Entries taken from a collection:
——

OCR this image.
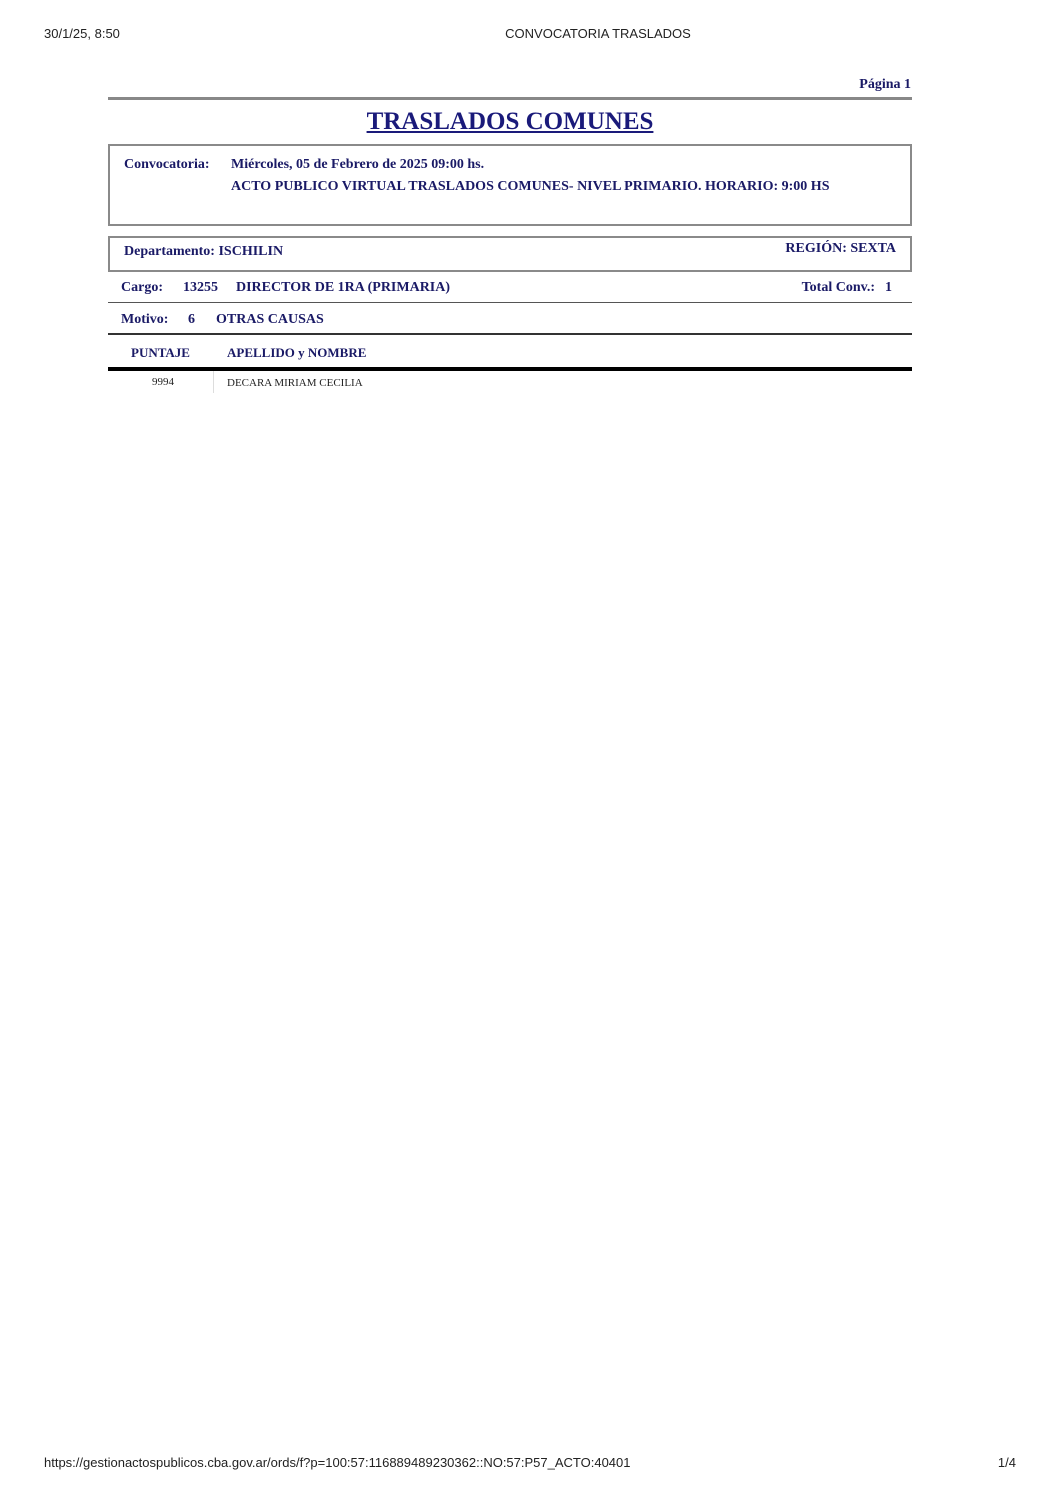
30/1/25, 8:50	CONVOCATORIA TRASLADOS
Página 1
TRASLADOS COMUNES
Convocatoria: Miércoles, 05 de Febrero de 2025 09:00 hs.
ACTO PUBLICO VIRTUAL TRASLADOS COMUNES- NIVEL PRIMARIO. HORARIO: 9:00 HS
Departamento: ISCHILIN	REGIÓN: SEXTA
Cargo: 13255 DIRECTOR DE 1RA (PRIMARIA)	Total Conv.: 1
Motivo: 6 OTRAS CAUSAS
PUNTAJE	APELLIDO y NOMBRE
9994	DECARA MIRIAM CECILIA
https://gestionactospublicos.cba.gov.ar/ords/f?p=100:57:116889489230362::NO:57:P57_ACTO:40401	1/4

——

- **Directive**: All of the lines above should be printed exactly, minus the pictures.

- **Result of this exercise**:
OCR this image.
30/1/25, 8:50	CONVOCATORIA TRASLADOS
Página 1
TRASLADOS COMUNES
Convocatoria: Miércoles, 05 de Febrero de 2025 09:00 hs.
ACTO PUBLICO VIRTUAL TRASLADOS COMUNES- NIVEL PRIMARIO. HORARIO: 9:00 HS
Departamento: ISCHILIN	REGIÓN: SEXTA
Cargo: 13255 DIRECTOR DE 1RA (PRIMARIA)	Total Conv.: 1
Motivo: 6 OTRAS CAUSAS
PUNTAJE	APELLIDO y NOMBRE
9994	DECARA MIRIAM CECILIA
https://gestionactospublicos.cba.gov.ar/ords/f?p=100:57:116889489230362::NO:57:P57_ACTO:40401	1/4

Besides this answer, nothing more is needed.